• _What is being asked_
Find every line in the records below that contains the word "this", and copy each such line.

• _Supplied material_

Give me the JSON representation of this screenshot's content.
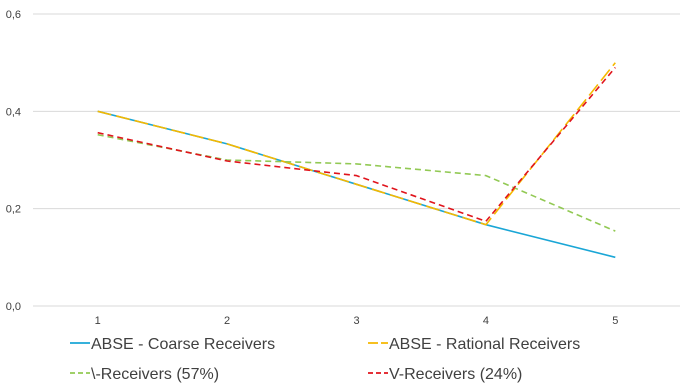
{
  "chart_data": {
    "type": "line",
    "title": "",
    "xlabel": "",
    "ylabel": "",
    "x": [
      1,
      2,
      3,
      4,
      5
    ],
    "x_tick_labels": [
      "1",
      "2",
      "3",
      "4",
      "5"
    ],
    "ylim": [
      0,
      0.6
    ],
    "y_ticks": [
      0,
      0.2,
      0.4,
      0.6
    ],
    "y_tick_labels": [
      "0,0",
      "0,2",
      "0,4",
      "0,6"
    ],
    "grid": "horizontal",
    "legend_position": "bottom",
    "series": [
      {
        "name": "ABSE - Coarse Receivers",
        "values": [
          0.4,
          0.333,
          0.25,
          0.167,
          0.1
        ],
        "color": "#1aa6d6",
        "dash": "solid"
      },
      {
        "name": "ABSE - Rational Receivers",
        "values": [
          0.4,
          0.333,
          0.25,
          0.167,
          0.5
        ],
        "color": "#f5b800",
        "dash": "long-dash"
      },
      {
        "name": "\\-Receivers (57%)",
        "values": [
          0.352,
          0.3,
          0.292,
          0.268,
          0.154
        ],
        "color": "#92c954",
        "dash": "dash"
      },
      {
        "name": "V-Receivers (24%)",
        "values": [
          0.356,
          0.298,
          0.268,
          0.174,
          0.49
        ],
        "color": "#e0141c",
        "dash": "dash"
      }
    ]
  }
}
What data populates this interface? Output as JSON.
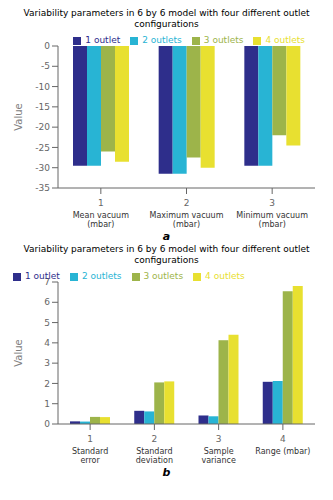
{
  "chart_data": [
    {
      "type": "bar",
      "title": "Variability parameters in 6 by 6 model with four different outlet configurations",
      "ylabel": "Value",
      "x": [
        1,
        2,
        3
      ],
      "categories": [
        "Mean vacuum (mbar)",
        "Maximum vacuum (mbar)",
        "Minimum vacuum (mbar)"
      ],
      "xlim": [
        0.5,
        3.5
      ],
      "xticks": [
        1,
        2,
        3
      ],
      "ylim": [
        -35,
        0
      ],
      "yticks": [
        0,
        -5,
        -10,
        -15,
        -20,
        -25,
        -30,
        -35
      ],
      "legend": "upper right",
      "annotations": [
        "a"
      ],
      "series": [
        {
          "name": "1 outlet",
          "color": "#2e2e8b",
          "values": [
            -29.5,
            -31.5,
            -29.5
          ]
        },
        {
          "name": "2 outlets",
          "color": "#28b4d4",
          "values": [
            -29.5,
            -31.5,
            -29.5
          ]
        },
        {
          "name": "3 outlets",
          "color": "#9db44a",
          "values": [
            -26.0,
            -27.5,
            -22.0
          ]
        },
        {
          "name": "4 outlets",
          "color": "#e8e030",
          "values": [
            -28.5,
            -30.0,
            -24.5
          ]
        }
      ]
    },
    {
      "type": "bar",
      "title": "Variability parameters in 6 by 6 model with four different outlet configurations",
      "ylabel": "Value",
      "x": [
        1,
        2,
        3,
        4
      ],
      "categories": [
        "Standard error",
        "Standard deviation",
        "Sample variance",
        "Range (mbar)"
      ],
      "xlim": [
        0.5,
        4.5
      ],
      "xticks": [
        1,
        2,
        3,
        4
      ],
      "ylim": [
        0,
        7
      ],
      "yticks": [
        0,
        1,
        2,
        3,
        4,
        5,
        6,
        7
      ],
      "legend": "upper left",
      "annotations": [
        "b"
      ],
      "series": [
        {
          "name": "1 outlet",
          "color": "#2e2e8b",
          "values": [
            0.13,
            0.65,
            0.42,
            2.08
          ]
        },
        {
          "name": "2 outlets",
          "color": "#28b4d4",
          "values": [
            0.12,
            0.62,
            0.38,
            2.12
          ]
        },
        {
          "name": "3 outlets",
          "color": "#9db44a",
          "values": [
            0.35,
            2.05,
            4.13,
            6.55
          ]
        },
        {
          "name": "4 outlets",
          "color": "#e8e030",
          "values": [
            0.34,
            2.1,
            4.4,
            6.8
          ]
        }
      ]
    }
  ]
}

• _Task answer_
Give me the JSON representation of this screenshot's content.
What data populates this interface? Output as JSON.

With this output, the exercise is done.